WRITTEN TASK: Look through the material and copy each line holding "kinh".

EXERCISE MATERIALS:
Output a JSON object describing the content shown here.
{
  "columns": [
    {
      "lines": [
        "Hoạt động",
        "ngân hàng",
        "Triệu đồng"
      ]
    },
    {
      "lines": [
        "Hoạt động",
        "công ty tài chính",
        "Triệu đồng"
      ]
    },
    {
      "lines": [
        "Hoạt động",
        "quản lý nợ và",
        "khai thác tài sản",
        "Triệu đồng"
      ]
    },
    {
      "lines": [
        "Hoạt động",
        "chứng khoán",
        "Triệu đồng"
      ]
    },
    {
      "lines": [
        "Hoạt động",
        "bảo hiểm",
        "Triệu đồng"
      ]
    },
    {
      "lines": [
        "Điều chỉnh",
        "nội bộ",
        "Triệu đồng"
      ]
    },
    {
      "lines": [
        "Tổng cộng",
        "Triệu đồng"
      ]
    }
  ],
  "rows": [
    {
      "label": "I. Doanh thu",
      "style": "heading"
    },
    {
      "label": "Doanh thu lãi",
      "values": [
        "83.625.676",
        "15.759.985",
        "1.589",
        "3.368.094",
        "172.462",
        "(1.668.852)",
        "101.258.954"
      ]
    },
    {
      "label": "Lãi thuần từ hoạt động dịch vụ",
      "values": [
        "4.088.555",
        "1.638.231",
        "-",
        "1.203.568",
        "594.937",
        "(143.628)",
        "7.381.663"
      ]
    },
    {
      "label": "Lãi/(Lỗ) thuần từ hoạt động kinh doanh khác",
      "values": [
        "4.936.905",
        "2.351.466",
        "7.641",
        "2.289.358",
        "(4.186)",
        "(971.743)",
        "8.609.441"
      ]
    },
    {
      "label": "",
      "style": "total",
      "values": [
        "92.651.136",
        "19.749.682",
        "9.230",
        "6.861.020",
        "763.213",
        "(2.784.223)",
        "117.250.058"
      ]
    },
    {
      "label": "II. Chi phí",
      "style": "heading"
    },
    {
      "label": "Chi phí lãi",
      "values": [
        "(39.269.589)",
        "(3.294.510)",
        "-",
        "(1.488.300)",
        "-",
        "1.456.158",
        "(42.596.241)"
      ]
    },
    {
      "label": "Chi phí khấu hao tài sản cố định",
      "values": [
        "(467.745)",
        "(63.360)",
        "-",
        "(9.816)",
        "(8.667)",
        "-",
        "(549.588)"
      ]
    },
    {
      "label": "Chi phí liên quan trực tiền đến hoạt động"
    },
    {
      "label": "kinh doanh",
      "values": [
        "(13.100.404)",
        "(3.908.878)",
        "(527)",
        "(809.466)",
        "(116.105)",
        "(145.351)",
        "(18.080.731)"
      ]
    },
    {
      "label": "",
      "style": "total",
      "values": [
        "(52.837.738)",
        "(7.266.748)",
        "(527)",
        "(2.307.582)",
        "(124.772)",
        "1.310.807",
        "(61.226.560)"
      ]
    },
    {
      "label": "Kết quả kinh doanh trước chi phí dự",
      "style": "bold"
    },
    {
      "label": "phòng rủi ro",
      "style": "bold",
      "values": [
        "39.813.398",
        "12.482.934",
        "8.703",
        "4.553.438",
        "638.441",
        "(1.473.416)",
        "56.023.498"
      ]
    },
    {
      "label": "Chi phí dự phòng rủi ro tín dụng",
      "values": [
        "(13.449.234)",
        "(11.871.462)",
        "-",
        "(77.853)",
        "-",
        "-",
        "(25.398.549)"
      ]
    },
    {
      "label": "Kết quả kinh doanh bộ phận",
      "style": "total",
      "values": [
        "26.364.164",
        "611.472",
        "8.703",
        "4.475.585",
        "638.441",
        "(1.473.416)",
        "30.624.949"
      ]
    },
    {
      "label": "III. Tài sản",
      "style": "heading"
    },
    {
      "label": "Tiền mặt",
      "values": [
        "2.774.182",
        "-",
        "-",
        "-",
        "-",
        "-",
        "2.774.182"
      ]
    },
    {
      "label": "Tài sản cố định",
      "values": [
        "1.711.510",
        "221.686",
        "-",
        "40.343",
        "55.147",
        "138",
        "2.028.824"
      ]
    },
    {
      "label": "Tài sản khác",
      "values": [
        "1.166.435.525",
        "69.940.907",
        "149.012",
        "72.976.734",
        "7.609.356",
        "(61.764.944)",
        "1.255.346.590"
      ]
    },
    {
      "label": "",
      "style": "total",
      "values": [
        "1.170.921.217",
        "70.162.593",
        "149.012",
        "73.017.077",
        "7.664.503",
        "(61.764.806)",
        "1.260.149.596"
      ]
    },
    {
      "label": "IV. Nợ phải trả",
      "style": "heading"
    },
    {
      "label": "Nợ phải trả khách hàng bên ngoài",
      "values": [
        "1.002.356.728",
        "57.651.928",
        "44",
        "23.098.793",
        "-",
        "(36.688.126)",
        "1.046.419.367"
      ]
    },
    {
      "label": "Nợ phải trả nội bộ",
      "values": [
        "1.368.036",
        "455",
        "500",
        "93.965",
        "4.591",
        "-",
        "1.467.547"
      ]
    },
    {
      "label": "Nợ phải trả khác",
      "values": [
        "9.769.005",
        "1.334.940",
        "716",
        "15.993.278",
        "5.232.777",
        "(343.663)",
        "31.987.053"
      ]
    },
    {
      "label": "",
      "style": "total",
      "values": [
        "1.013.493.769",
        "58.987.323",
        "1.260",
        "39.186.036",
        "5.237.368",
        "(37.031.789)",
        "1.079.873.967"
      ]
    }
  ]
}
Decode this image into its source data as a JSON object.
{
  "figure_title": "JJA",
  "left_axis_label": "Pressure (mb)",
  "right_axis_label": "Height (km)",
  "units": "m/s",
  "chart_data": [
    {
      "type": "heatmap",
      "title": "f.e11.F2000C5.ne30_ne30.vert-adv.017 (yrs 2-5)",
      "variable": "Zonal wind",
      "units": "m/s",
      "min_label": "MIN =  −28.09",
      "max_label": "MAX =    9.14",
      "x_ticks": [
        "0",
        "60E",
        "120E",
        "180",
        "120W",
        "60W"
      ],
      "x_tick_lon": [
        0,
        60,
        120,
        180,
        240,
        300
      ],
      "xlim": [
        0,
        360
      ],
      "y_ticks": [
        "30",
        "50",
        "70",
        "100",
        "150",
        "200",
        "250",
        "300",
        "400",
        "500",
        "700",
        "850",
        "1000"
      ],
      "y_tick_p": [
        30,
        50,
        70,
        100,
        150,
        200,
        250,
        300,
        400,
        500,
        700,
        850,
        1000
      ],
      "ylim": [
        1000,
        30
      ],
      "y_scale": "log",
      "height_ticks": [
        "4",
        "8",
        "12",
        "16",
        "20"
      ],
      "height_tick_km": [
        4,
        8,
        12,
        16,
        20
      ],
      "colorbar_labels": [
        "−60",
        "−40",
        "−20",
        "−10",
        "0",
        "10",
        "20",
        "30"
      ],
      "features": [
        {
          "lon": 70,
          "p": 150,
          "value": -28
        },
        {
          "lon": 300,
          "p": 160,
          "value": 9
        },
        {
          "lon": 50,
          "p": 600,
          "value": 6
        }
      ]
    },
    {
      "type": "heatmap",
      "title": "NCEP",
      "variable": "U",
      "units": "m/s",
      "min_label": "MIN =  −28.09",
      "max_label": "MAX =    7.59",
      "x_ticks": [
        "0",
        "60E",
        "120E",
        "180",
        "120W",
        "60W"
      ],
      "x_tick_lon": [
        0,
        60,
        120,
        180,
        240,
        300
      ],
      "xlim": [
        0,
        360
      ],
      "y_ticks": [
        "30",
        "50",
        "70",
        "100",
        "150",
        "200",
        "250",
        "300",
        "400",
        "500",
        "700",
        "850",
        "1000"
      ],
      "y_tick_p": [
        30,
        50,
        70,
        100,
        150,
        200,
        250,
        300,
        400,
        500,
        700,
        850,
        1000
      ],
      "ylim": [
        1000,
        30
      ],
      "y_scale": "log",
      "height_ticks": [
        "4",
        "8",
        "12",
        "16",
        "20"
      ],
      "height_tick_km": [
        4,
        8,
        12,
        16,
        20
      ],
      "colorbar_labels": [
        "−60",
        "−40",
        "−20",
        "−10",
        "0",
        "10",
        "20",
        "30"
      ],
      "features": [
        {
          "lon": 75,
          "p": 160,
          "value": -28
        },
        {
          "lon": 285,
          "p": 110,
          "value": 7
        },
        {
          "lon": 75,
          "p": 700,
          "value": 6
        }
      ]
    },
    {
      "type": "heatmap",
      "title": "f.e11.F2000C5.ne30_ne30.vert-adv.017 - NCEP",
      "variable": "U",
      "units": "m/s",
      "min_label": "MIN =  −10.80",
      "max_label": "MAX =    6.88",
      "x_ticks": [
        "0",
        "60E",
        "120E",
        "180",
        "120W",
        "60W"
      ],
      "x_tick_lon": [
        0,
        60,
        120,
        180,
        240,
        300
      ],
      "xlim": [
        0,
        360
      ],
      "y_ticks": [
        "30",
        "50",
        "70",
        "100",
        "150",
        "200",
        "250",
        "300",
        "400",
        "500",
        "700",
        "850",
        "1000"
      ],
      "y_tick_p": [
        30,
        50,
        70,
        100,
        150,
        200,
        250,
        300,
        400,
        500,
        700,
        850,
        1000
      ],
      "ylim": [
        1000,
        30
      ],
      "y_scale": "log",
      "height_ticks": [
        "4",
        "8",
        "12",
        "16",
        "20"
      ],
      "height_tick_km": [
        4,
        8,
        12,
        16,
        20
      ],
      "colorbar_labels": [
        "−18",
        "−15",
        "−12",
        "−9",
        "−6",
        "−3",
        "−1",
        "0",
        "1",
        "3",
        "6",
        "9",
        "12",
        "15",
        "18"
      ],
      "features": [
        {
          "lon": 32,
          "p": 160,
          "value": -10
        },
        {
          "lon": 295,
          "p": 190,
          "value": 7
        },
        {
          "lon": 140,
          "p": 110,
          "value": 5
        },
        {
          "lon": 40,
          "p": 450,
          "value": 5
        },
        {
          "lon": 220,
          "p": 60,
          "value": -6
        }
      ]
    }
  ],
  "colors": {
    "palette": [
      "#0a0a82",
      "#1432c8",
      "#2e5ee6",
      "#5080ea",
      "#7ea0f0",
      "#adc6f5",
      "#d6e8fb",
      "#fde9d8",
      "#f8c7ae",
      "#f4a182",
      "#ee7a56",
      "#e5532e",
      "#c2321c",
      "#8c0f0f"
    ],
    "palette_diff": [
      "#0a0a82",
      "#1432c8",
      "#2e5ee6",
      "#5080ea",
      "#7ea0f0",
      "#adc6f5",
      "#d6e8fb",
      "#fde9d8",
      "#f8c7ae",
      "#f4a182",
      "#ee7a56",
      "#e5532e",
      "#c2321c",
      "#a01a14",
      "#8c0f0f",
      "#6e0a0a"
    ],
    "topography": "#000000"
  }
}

TASK OUTPUT:
      "label": "Lãi/(Lỗ) thuần từ hoạt động kinh doanh khác",
      "label": "kinh doanh",
      "label": "Kết quả kinh doanh trước chi phí dự",
      "label": "Kết quả kinh doanh bộ phận",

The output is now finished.